» Exercise instructions
Below are the records; copy each line in them that holds the word "JSON".
[Extracted information start]
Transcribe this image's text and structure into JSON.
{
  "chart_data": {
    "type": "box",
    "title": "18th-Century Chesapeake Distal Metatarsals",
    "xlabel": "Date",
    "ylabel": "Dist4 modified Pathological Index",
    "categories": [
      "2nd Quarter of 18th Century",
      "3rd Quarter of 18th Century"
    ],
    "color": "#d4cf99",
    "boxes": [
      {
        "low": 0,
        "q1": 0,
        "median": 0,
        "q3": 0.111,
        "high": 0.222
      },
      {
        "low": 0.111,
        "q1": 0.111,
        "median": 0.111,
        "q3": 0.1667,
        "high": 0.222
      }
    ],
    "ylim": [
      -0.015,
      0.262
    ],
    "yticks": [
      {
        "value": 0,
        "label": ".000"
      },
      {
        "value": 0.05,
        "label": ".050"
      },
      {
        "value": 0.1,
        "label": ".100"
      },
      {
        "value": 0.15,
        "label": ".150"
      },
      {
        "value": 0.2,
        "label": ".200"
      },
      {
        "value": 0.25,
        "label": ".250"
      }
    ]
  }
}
[Extracted information end]
[Extracted information start]
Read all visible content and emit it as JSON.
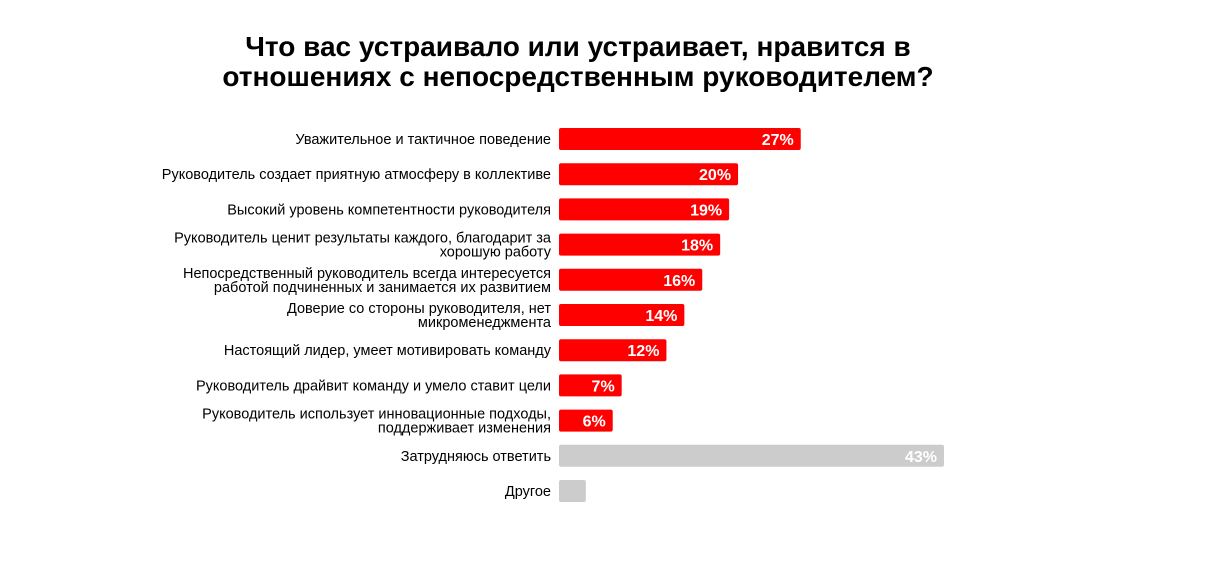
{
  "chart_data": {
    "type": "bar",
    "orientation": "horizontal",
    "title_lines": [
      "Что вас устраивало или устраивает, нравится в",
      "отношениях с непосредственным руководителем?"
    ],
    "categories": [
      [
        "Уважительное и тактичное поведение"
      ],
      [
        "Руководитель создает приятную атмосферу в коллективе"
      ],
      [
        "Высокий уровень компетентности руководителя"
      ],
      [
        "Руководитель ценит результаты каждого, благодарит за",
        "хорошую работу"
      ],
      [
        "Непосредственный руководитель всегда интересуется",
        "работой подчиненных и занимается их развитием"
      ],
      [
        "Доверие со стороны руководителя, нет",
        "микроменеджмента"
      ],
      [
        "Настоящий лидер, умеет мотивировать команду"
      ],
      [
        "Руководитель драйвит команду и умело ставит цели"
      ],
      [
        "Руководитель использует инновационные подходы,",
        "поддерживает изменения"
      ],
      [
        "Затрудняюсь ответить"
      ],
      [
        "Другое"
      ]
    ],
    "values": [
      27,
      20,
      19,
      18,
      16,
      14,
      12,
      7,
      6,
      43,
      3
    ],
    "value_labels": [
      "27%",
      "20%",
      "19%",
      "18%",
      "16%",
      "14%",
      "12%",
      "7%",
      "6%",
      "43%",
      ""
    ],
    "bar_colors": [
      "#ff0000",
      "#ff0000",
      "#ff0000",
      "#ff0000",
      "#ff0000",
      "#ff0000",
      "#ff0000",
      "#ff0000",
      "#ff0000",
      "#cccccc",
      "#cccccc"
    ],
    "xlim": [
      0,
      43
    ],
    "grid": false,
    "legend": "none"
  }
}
[Extracted information end]
» Solved problem
Transcribe this image's text and structure into JSON.
Read all visible content and emit it as JSON.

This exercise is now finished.